**Exercise description:** Omit the pictures from the entries below and retype everything else exactly.

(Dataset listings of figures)
..........

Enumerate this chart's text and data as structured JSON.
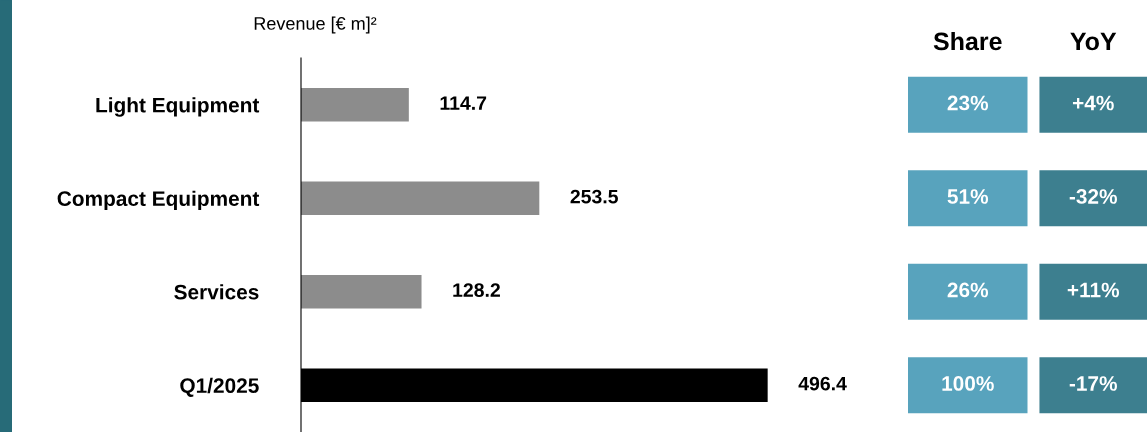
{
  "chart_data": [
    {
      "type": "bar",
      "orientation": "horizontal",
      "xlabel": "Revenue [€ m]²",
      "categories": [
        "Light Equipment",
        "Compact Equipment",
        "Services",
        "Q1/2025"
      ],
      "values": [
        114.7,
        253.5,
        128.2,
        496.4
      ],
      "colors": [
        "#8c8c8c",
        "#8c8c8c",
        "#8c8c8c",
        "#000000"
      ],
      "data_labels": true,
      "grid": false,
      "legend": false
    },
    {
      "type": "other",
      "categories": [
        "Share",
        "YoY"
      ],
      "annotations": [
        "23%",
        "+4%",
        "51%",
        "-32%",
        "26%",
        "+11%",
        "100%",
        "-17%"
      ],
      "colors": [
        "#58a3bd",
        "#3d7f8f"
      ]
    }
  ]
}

..........

**Reply:**
Enumerate this chart's text and data as structured JSON.
{
  "chart_data": [
    {
      "type": "bar",
      "orientation": "horizontal",
      "xlabel": "Revenue [€ m]²",
      "categories": [
        "Light Equipment",
        "Compact Equipment",
        "Services",
        "Q1/2025"
      ],
      "values": [
        114.7,
        253.5,
        128.2,
        496.4
      ],
      "colors": [
        "#8c8c8c",
        "#8c8c8c",
        "#8c8c8c",
        "#000000"
      ],
      "data_labels": true,
      "grid": false,
      "legend": false
    },
    {
      "type": "other",
      "categories": [
        "Share",
        "YoY"
      ],
      "annotations": [
        "23%",
        "+4%",
        "51%",
        "-32%",
        "26%",
        "+11%",
        "100%",
        "-17%"
      ],
      "colors": [
        "#58a3bd",
        "#3d7f8f"
      ]
    }
  ]
}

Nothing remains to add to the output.